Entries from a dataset
━━━
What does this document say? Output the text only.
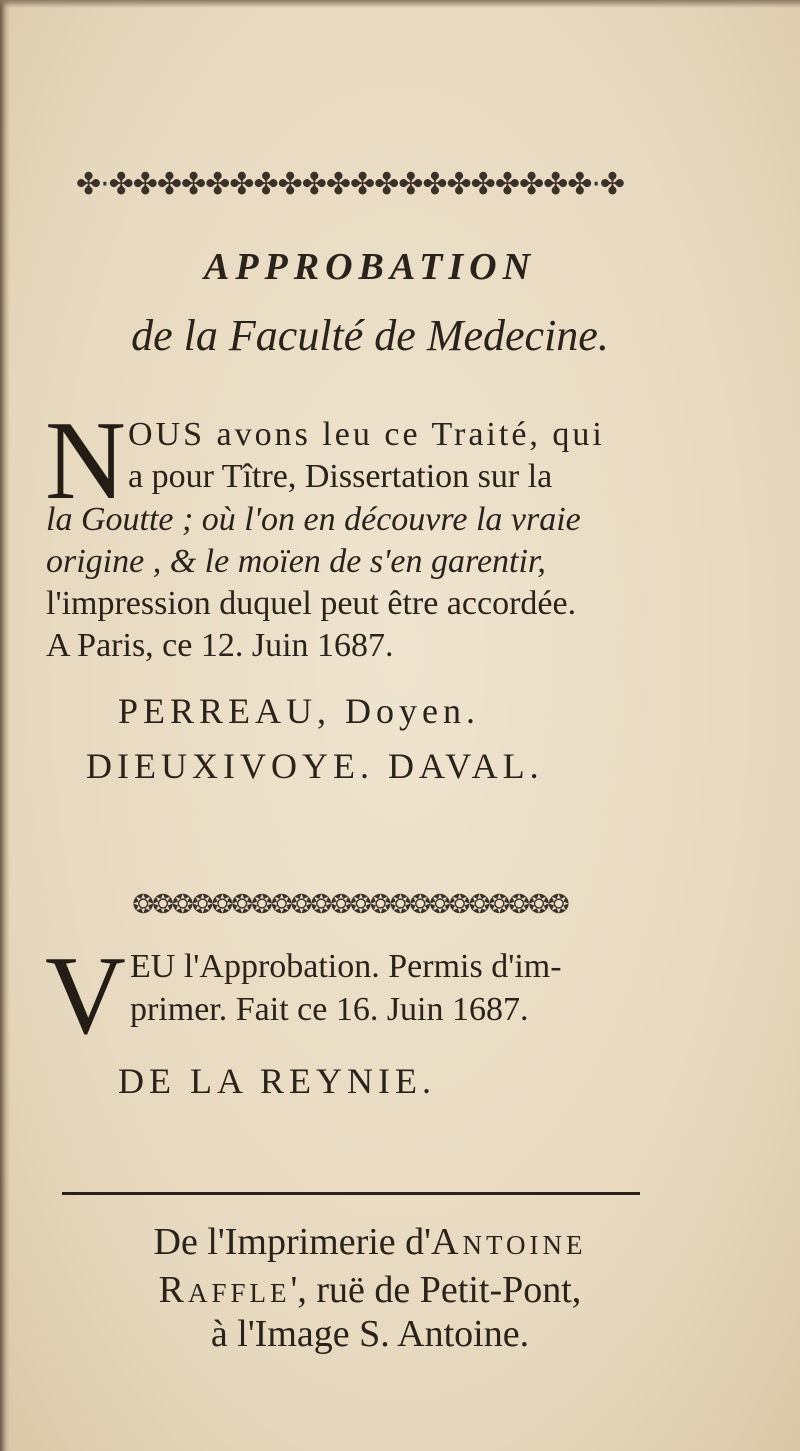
✤·✤✤✤✤✤✤✤✤✤✤✤✤✤✤✤✤✤✤✤✤·✤
APPROBATION
de la Faculté de Medecine.
N OUS avons leu ce Traité, qui
a pour Tître, Dissertation sur la
la Goutte ; où l'on en découvre la vraie
origine , & le moïen de s'en garentir,
l'impression duquel peut être accordée.
A Paris, ce 12. Juin 1687.
PERREAU, Doyen.
DIEUXIVOYE. DAVAL.
❂❂❂❂❂❂❂❂❂❂❂❂❂❂❂❂❂❂❂❂❂❂
V EU l'Approbation. Permis d'im-
primer. Fait ce 16. Juin 1687.
DE LA REYNIE.
De l'Imprimerie d'Antoine
Raffle', ruë de Petit-Pont,
à l'Image S. Antoine.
━━━
- **What to produce**
Lines containing the word "Antoine" must all be returned from the material above.

- **Output for this task**
De l'Imprimerie d'Antoine
à l'Image S. Antoine.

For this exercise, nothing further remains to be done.